** Work to be completed **
Your whole answer should be the number of lines in the material below that include the word "possible".

** Provided records **

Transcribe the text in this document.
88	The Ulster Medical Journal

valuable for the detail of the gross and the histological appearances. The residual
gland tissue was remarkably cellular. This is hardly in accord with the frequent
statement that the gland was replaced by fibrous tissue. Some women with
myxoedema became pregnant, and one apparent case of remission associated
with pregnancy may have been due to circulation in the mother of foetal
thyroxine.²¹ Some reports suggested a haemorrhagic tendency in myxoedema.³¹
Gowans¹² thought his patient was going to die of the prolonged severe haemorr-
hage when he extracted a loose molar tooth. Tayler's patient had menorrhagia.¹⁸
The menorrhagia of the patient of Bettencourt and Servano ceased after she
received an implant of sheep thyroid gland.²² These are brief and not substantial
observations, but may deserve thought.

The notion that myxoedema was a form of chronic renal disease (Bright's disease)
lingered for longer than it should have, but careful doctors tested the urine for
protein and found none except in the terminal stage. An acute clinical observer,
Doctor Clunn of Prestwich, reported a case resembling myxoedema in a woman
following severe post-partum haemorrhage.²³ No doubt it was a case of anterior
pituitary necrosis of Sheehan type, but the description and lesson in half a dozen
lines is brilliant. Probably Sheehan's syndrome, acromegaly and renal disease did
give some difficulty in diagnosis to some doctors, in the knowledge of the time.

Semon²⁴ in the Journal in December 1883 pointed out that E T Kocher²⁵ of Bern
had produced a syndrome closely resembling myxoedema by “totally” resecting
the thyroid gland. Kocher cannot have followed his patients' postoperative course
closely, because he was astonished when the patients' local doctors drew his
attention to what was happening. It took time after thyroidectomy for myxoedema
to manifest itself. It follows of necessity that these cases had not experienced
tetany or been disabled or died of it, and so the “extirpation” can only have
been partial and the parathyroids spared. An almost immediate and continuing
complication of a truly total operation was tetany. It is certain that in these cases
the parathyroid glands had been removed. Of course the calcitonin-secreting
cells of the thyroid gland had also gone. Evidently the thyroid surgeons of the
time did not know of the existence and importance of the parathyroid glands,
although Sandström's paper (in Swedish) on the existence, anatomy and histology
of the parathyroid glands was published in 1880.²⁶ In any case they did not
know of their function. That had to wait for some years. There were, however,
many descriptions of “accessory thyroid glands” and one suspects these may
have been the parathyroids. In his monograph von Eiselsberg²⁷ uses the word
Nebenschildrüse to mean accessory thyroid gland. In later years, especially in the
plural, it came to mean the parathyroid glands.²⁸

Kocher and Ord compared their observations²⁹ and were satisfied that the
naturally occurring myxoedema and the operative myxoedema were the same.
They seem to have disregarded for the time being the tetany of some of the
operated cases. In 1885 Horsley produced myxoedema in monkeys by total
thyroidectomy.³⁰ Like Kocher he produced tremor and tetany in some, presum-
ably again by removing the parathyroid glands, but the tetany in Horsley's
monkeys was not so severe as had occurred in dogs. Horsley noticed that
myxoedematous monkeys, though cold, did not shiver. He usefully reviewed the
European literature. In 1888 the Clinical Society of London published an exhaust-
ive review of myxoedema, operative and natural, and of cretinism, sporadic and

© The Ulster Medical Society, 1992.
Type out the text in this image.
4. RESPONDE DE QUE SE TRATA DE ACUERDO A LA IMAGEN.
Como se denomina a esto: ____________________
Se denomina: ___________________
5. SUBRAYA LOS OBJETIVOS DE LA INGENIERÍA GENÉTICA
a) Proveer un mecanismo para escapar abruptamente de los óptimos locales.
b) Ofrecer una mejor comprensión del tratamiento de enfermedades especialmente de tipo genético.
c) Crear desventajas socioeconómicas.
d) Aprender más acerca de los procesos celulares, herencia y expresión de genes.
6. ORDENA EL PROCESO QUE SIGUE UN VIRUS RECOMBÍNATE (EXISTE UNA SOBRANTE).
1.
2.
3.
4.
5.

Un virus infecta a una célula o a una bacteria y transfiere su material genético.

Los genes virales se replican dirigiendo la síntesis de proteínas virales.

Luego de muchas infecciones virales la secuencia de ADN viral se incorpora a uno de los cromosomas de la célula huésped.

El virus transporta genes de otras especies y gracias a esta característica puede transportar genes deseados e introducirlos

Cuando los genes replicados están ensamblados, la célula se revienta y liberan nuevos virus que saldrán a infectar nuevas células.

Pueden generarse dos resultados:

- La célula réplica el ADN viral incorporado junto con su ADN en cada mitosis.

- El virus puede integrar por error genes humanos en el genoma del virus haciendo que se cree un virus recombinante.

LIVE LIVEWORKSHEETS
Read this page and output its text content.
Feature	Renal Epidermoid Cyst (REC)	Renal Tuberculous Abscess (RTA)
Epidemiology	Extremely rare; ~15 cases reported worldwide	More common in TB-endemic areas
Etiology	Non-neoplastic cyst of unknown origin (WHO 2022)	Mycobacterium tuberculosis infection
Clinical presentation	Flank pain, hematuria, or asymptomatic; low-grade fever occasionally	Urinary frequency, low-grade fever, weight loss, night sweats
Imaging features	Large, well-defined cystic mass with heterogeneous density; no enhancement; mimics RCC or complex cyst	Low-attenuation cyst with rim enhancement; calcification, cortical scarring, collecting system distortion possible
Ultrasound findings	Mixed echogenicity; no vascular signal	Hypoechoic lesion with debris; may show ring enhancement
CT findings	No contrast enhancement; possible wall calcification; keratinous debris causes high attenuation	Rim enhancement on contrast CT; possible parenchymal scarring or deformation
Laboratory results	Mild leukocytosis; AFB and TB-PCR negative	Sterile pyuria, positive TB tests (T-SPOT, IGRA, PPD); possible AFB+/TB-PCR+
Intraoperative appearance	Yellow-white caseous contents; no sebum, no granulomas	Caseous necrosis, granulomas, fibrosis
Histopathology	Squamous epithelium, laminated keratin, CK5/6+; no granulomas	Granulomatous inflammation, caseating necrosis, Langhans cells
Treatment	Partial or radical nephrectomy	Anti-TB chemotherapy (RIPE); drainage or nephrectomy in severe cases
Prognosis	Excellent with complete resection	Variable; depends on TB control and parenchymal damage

** Result of the exercise **
3